▸ Material provided:
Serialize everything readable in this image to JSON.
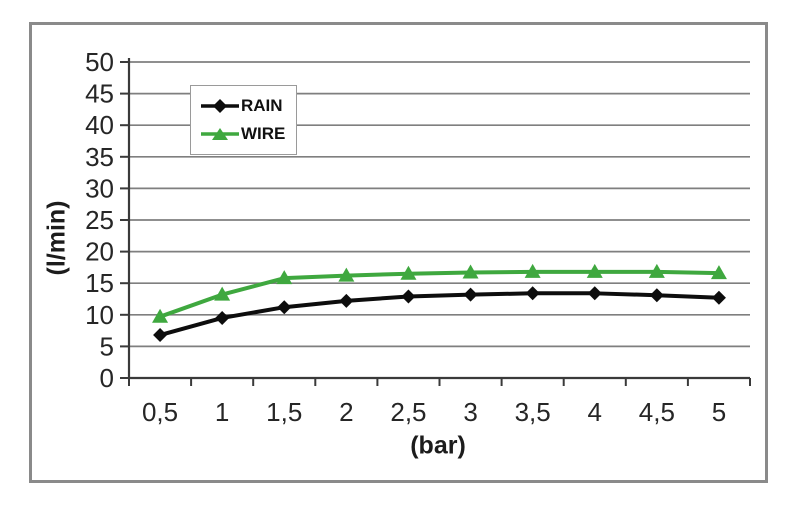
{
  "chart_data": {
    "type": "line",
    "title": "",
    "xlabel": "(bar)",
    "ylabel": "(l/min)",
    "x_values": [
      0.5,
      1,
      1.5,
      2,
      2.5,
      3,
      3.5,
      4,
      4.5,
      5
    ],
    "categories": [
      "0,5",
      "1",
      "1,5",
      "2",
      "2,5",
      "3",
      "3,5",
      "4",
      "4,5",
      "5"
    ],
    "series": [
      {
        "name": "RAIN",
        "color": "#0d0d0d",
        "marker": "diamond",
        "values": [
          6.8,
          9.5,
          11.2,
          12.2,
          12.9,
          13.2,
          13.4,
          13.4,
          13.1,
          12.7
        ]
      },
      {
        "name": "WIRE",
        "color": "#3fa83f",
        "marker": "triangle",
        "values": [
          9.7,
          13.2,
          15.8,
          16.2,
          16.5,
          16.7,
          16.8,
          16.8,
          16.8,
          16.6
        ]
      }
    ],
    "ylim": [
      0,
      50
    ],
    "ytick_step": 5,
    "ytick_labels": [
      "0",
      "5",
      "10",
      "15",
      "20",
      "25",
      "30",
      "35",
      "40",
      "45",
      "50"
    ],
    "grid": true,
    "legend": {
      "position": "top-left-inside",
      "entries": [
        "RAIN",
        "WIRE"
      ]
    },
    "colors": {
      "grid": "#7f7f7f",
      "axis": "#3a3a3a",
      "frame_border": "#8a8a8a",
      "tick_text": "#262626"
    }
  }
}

▸ Job: Copy out the data above exactly, except the pictures.

▸ Result of this exercise:
Serialize everything readable in this image to JSON.
{
  "chart_data": {
    "type": "line",
    "title": "",
    "xlabel": "(bar)",
    "ylabel": "(l/min)",
    "x_values": [
      0.5,
      1,
      1.5,
      2,
      2.5,
      3,
      3.5,
      4,
      4.5,
      5
    ],
    "categories": [
      "0,5",
      "1",
      "1,5",
      "2",
      "2,5",
      "3",
      "3,5",
      "4",
      "4,5",
      "5"
    ],
    "series": [
      {
        "name": "RAIN",
        "color": "#0d0d0d",
        "marker": "diamond",
        "values": [
          6.8,
          9.5,
          11.2,
          12.2,
          12.9,
          13.2,
          13.4,
          13.4,
          13.1,
          12.7
        ]
      },
      {
        "name": "WIRE",
        "color": "#3fa83f",
        "marker": "triangle",
        "values": [
          9.7,
          13.2,
          15.8,
          16.2,
          16.5,
          16.7,
          16.8,
          16.8,
          16.8,
          16.6
        ]
      }
    ],
    "ylim": [
      0,
      50
    ],
    "ytick_step": 5,
    "ytick_labels": [
      "0",
      "5",
      "10",
      "15",
      "20",
      "25",
      "30",
      "35",
      "40",
      "45",
      "50"
    ],
    "grid": true,
    "legend": {
      "position": "top-left-inside",
      "entries": [
        "RAIN",
        "WIRE"
      ]
    },
    "colors": {
      "grid": "#7f7f7f",
      "axis": "#3a3a3a",
      "frame_border": "#8a8a8a",
      "tick_text": "#262626"
    }
  }
}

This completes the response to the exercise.